---------- DATA EXTRACT ----------

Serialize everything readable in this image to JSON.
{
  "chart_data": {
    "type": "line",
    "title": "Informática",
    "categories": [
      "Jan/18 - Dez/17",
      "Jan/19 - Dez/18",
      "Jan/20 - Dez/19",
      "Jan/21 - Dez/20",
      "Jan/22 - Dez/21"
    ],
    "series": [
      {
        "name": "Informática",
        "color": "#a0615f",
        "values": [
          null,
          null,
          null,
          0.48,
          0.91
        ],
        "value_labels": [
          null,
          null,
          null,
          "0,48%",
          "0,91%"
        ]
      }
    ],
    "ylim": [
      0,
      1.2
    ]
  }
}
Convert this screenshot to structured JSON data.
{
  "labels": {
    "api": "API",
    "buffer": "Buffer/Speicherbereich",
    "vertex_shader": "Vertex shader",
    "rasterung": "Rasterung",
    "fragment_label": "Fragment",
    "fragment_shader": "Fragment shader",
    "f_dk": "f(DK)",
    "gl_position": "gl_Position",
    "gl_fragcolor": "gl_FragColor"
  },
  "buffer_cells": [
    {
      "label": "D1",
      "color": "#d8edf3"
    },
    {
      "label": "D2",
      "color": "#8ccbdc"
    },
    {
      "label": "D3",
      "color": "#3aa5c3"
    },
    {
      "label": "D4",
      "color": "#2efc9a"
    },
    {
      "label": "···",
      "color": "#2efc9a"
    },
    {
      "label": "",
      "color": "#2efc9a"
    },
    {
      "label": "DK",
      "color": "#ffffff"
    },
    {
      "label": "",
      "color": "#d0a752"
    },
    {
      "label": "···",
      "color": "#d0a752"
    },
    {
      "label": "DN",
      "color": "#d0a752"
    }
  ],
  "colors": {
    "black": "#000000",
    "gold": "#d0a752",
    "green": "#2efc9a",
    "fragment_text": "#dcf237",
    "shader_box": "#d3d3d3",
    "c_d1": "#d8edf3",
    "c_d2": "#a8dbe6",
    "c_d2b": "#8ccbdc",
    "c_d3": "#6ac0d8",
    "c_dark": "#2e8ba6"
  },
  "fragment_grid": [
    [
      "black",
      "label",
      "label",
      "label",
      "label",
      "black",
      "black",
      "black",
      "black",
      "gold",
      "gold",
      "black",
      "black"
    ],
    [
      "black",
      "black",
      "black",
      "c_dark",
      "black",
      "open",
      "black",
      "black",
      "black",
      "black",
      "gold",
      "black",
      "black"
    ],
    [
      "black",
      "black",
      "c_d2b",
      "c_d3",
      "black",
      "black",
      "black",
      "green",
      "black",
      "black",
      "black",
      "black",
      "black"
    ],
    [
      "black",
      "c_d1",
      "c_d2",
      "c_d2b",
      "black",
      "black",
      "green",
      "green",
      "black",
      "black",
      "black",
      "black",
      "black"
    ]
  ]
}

----------

GIVEN REQUEST> Exact output of every entry is required.

SOLUTION FOR THIS TASK>
Serialize everything readable in this image to JSON.
{
  "chart_data": {
    "type": "line",
    "title": "Informática",
    "categories": [
      "Jan/18 - Dez/17",
      "Jan/19 - Dez/18",
      "Jan/20 - Dez/19",
      "Jan/21 - Dez/20",
      "Jan/22 - Dez/21"
    ],
    "series": [
      {
        "name": "Informática",
        "color": "#a0615f",
        "values": [
          null,
          null,
          null,
          0.48,
          0.91
        ],
        "value_labels": [
          null,
          null,
          null,
          "0,48%",
          "0,91%"
        ]
      }
    ],
    "ylim": [
      0,
      1.2
    ]
  }
}
Convert this screenshot to structured JSON data.
{
  "labels": {
    "api": "API",
    "buffer": "Buffer/Speicherbereich",
    "vertex_shader": "Vertex shader",
    "rasterung": "Rasterung",
    "fragment_label": "Fragment",
    "fragment_shader": "Fragment shader",
    "f_dk": "f(DK)",
    "gl_position": "gl_Position",
    "gl_fragcolor": "gl_FragColor"
  },
  "buffer_cells": [
    {
      "label": "D1",
      "color": "#d8edf3"
    },
    {
      "label": "D2",
      "color": "#8ccbdc"
    },
    {
      "label": "D3",
      "color": "#3aa5c3"
    },
    {
      "label": "D4",
      "color": "#2efc9a"
    },
    {
      "label": "···",
      "color": "#2efc9a"
    },
    {
      "label": "",
      "color": "#2efc9a"
    },
    {
      "label": "DK",
      "color": "#ffffff"
    },
    {
      "label": "",
      "color": "#d0a752"
    },
    {
      "label": "···",
      "color": "#d0a752"
    },
    {
      "label": "DN",
      "color": "#d0a752"
    }
  ],
  "colors": {
    "black": "#000000",
    "gold": "#d0a752",
    "green": "#2efc9a",
    "fragment_text": "#dcf237",
    "shader_box": "#d3d3d3",
    "c_d1": "#d8edf3",
    "c_d2": "#a8dbe6",
    "c_d2b": "#8ccbdc",
    "c_d3": "#6ac0d8",
    "c_dark": "#2e8ba6"
  },
  "fragment_grid": [
    [
      "black",
      "label",
      "label",
      "label",
      "label",
      "black",
      "black",
      "black",
      "black",
      "gold",
      "gold",
      "black",
      "black"
    ],
    [
      "black",
      "black",
      "black",
      "c_dark",
      "black",
      "open",
      "black",
      "black",
      "black",
      "black",
      "gold",
      "black",
      "black"
    ],
    [
      "black",
      "black",
      "c_d2b",
      "c_d3",
      "black",
      "black",
      "black",
      "green",
      "black",
      "black",
      "black",
      "black",
      "black"
    ],
    [
      "black",
      "c_d1",
      "c_d2",
      "c_d2b",
      "black",
      "black",
      "green",
      "green",
      "black",
      "black",
      "black",
      "black",
      "black"
    ]
  ]
}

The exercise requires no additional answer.